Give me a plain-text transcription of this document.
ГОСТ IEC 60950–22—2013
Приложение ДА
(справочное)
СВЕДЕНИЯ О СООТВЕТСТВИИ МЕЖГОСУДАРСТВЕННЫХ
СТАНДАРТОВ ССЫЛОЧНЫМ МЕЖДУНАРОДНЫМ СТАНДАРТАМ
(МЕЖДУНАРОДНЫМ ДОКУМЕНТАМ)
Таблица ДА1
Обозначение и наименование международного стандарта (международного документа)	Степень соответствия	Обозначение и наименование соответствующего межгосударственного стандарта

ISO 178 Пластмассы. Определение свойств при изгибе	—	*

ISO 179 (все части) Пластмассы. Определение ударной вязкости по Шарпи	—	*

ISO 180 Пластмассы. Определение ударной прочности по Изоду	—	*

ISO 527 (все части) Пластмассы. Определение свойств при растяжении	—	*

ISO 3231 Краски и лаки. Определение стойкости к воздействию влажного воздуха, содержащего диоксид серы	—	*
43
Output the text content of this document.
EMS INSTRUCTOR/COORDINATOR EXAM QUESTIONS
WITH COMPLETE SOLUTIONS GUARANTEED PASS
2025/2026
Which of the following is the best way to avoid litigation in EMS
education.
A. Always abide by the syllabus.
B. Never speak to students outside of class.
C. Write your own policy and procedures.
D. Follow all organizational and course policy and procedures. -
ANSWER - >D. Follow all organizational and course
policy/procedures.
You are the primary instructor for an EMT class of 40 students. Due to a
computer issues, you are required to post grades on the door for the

------------

Extract every line above exactly as it stands.

Give me a plain-text transcription of this document.
ГОСТ IEC 60950–22—2013
Приложение ДА
(справочное)
СВЕДЕНИЯ О СООТВЕТСТВИИ МЕЖГОСУДАРСТВЕННЫХ
СТАНДАРТОВ ССЫЛОЧНЫМ МЕЖДУНАРОДНЫМ СТАНДАРТАМ
(МЕЖДУНАРОДНЫМ ДОКУМЕНТАМ)
Таблица ДА1
Обозначение и наименование международного стандарта (международного документа)	Степень соответствия	Обозначение и наименование соответствующего межгосударственного стандарта

ISO 178 Пластмассы. Определение свойств при изгибе	—	*

ISO 179 (все части) Пластмассы. Определение ударной вязкости по Шарпи	—	*

ISO 180 Пластмассы. Определение ударной прочности по Изоду	—	*

ISO 527 (все части) Пластмассы. Определение свойств при растяжении	—	*

ISO 3231 Краски и лаки. Определение стойкости к воздействию влажного воздуха, содержащего диоксид серы	—	*
43
Output the text content of this document.
EMS INSTRUCTOR/COORDINATOR EXAM QUESTIONS
WITH COMPLETE SOLUTIONS GUARANTEED PASS
2025/2026
Which of the following is the best way to avoid litigation in EMS
education.
A. Always abide by the syllabus.
B. Never speak to students outside of class.
C. Write your own policy and procedures.
D. Follow all organizational and course policy and procedures. -
ANSWER - >D. Follow all organizational and course
policy/procedures.
You are the primary instructor for an EMT class of 40 students. Due to a
computer issues, you are required to post grades on the door for the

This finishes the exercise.